==== Provided data ====

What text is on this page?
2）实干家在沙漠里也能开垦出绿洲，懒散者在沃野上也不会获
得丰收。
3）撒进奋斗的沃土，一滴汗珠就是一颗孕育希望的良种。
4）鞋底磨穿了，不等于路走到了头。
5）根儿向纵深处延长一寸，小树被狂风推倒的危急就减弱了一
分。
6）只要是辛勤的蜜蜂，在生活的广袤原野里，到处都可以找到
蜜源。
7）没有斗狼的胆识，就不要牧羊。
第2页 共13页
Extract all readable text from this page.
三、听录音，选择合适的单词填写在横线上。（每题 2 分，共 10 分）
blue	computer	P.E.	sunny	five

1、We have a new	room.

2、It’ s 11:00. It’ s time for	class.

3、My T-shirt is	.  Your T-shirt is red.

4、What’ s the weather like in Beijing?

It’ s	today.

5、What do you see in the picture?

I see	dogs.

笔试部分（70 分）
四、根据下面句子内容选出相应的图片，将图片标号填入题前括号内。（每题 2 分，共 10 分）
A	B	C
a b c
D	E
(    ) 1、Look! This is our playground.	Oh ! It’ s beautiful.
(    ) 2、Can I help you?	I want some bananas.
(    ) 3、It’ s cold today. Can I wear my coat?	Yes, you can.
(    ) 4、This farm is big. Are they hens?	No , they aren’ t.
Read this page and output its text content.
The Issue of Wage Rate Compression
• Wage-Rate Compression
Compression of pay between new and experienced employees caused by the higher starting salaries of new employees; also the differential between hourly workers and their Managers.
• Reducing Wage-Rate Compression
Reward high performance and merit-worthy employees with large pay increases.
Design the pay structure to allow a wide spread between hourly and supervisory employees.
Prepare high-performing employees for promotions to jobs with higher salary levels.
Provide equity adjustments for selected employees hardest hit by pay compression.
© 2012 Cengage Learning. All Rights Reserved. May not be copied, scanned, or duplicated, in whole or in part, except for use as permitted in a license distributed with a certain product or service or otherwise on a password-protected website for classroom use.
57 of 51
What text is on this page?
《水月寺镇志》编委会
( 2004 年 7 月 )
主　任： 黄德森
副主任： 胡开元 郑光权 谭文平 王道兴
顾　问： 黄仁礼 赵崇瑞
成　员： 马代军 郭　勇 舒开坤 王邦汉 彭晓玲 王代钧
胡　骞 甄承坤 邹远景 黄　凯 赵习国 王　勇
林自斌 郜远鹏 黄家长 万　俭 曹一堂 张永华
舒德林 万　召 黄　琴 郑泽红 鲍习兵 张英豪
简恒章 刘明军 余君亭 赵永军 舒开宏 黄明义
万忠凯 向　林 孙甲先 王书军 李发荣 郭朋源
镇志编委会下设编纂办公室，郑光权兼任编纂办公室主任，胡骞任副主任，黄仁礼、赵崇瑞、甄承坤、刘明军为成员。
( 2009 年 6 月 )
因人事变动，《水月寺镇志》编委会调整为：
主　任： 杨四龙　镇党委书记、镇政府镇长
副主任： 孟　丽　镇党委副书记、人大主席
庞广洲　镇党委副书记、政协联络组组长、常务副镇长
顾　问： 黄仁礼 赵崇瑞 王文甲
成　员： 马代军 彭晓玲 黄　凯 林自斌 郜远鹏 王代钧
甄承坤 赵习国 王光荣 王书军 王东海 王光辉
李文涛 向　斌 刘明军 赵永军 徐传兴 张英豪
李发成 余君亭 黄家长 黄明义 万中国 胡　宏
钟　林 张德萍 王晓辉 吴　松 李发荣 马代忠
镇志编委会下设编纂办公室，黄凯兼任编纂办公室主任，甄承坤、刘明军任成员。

====

**Work required**
Extract all of the material exactly as it is written.

**The answer**
What text is on this page?
2）实干家在沙漠里也能开垦出绿洲，懒散者在沃野上也不会获
得丰收。
3）撒进奋斗的沃土，一滴汗珠就是一颗孕育希望的良种。
4）鞋底磨穿了，不等于路走到了头。
5）根儿向纵深处延长一寸，小树被狂风推倒的危急就减弱了一
分。
6）只要是辛勤的蜜蜂，在生活的广袤原野里，到处都可以找到
蜜源。
7）没有斗狼的胆识，就不要牧羊。
第2页 共13页
Extract all readable text from this page.
三、听录音，选择合适的单词填写在横线上。（每题 2 分，共 10 分）
blue	computer	P.E.	sunny	five

1、We have a new	room.

2、It’ s 11:00. It’ s time for	class.

3、My T-shirt is	.  Your T-shirt is red.

4、What’ s the weather like in Beijing?

It’ s	today.

5、What do you see in the picture?

I see	dogs.

笔试部分（70 分）
四、根据下面句子内容选出相应的图片，将图片标号填入题前括号内。（每题 2 分，共 10 分）
A	B	C
a b c
D	E
(    ) 1、Look! This is our playground.	Oh ! It’ s beautiful.
(    ) 2、Can I help you?	I want some bananas.
(    ) 3、It’ s cold today. Can I wear my coat?	Yes, you can.
(    ) 4、This farm is big. Are they hens?	No , they aren’ t.
Read this page and output its text content.
The Issue of Wage Rate Compression
• Wage-Rate Compression
Compression of pay between new and experienced employees caused by the higher starting salaries of new employees; also the differential between hourly workers and their Managers.
• Reducing Wage-Rate Compression
Reward high performance and merit-worthy employees with large pay increases.
Design the pay structure to allow a wide spread between hourly and supervisory employees.
Prepare high-performing employees for promotions to jobs with higher salary levels.
Provide equity adjustments for selected employees hardest hit by pay compression.
© 2012 Cengage Learning. All Rights Reserved. May not be copied, scanned, or duplicated, in whole or in part, except for use as permitted in a license distributed with a certain product or service or otherwise on a password-protected website for classroom use.
57 of 51
What text is on this page?
《水月寺镇志》编委会
( 2004 年 7 月 )
主　任： 黄德森
副主任： 胡开元 郑光权 谭文平 王道兴
顾　问： 黄仁礼 赵崇瑞
成　员： 马代军 郭　勇 舒开坤 王邦汉 彭晓玲 王代钧
胡　骞 甄承坤 邹远景 黄　凯 赵习国 王　勇
林自斌 郜远鹏 黄家长 万　俭 曹一堂 张永华
舒德林 万　召 黄　琴 郑泽红 鲍习兵 张英豪
简恒章 刘明军 余君亭 赵永军 舒开宏 黄明义
万忠凯 向　林 孙甲先 王书军 李发荣 郭朋源
镇志编委会下设编纂办公室，郑光权兼任编纂办公室主任，胡骞任副主任，黄仁礼、赵崇瑞、甄承坤、刘明军为成员。
( 2009 年 6 月 )
因人事变动，《水月寺镇志》编委会调整为：
主　任： 杨四龙　镇党委书记、镇政府镇长
副主任： 孟　丽　镇党委副书记、人大主席
庞广洲　镇党委副书记、政协联络组组长、常务副镇长
顾　问： 黄仁礼 赵崇瑞 王文甲
成　员： 马代军 彭晓玲 黄　凯 林自斌 郜远鹏 王代钧
甄承坤 赵习国 王光荣 王书军 王东海 王光辉
李文涛 向　斌 刘明军 赵永军 徐传兴 张英豪
李发成 余君亭 黄家长 黄明义 万中国 胡　宏
钟　林 张德萍 王晓辉 吴　松 李发荣 马代忠
镇志编委会下设编纂办公室，黄凯兼任编纂办公室主任，甄承坤、刘明军任成员。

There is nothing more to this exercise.